> **Required work**
Retype each record below word for word. Leave the pictures out.
.....
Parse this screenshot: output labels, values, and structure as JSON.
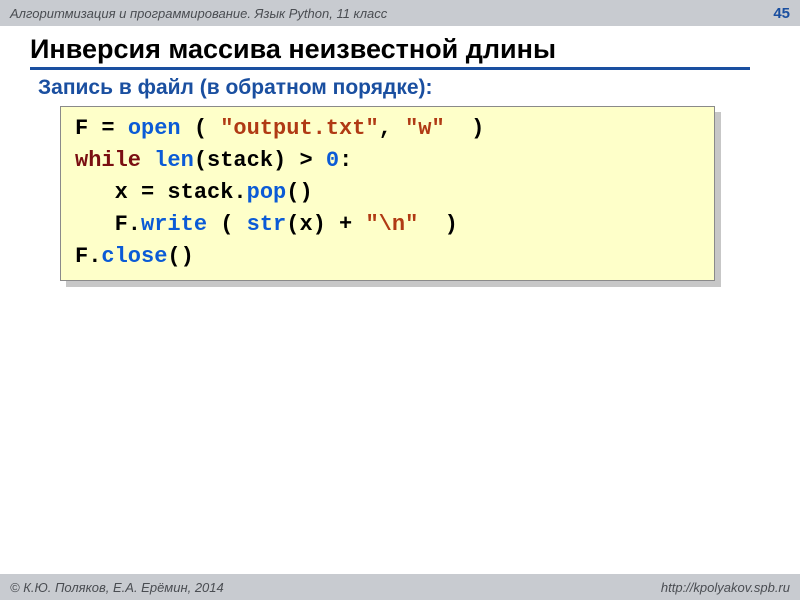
{
  "header": {
    "course": "Алгоритмизация и программирование. Язык Python, 11 класс",
    "page": "45"
  },
  "title": "Инверсия массива неизвестной длины",
  "subhead": "Запись в файл (в обратном порядке):",
  "code": {
    "l1": {
      "a": "F = ",
      "open": "open",
      "b": " ( ",
      "s1": "\"output.txt\"",
      "c": ", ",
      "s2": "\"w\"",
      "d": "  )"
    },
    "l2": {
      "while": "while",
      "sp": " ",
      "len": "len",
      "a": "(stack) > ",
      "zero": "0",
      "b": ":"
    },
    "l3": {
      "a": "   x = stack.",
      "pop": "pop",
      "b": "()"
    },
    "l4": {
      "a": "   F.",
      "write": "write",
      "b": " ( ",
      "str": "str",
      "c": "(x) + ",
      "nl": "\"\\n\"",
      "d": "  )"
    },
    "l5": {
      "a": "F.",
      "close": "close",
      "b": "()"
    }
  },
  "footer": {
    "authors": "© К.Ю. Поляков, Е.А. Ерёмин, 2014",
    "url": "http://kpolyakov.spb.ru"
  }
}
.....
> **Response to the task**
Parse this screenshot: output labels, values, and structure as JSON.
{
  "header": {
    "course": "Алгоритмизация и программирование. Язык Python, 11 класс",
    "page": "45"
  },
  "title": "Инверсия массива неизвестной длины",
  "subhead": "Запись в файл (в обратном порядке):",
  "code": {
    "l1": {
      "a": "F = ",
      "open": "open",
      "b": " ( ",
      "s1": "\"output.txt\"",
      "c": ", ",
      "s2": "\"w\"",
      "d": "  )"
    },
    "l2": {
      "while": "while",
      "sp": " ",
      "len": "len",
      "a": "(stack) > ",
      "zero": "0",
      "b": ":"
    },
    "l3": {
      "a": "   x = stack.",
      "pop": "pop",
      "b": "()"
    },
    "l4": {
      "a": "   F.",
      "write": "write",
      "b": " ( ",
      "str": "str",
      "c": "(x) + ",
      "nl": "\"\\n\"",
      "d": "  )"
    },
    "l5": {
      "a": "F.",
      "close": "close",
      "b": "()"
    }
  },
  "footer": {
    "authors": "© К.Ю. Поляков, Е.А. Ерёмин, 2014",
    "url": "http://kpolyakov.spb.ru"
  }
}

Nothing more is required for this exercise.